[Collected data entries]
------------------------------
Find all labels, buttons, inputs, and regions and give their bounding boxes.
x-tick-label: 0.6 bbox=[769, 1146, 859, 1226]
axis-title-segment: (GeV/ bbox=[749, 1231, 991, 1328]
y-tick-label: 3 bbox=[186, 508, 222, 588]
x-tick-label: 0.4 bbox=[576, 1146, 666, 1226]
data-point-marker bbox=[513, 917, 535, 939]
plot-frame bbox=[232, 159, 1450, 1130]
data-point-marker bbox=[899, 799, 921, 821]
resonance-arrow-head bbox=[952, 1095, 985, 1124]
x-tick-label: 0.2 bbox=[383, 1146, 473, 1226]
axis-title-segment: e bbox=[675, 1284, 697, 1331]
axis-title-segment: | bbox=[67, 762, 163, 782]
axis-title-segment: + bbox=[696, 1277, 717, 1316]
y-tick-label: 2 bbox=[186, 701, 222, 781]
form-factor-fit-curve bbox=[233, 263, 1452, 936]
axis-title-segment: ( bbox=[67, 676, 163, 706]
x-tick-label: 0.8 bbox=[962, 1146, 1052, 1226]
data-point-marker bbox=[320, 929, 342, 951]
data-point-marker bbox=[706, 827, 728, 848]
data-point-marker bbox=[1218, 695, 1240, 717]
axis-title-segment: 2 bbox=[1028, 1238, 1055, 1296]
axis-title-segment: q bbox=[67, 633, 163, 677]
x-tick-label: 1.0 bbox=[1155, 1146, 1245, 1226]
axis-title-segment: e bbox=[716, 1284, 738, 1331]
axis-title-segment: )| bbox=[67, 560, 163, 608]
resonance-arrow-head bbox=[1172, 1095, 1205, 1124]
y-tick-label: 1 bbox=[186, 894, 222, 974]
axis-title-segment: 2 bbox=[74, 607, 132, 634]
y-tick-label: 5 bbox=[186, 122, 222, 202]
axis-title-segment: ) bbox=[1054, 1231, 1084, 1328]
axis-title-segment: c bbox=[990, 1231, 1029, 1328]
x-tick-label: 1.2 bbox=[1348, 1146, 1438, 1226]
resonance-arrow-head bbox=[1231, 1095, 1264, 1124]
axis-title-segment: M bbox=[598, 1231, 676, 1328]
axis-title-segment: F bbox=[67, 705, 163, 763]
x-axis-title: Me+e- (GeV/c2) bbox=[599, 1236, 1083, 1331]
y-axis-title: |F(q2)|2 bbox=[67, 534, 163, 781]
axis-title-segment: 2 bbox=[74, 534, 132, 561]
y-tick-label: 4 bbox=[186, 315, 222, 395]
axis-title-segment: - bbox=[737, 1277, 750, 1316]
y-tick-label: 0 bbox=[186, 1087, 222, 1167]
------------------------------
Reproduce the rows from the start of the records through the line containing "data-point-marker bbox=[513, 917, 535, 939]", swapping "x-tick-label" for "horizontal-tick-label" and keeping everything else unchanged.

Find all labels, buttons, inputs, and regions and give their bounding boxes.
horizontal-tick-label: 0.6 bbox=[769, 1146, 859, 1226]
axis-title-segment: (GeV/ bbox=[749, 1231, 991, 1328]
y-tick-label: 3 bbox=[186, 508, 222, 588]
horizontal-tick-label: 0.4 bbox=[576, 1146, 666, 1226]
data-point-marker bbox=[513, 917, 535, 939]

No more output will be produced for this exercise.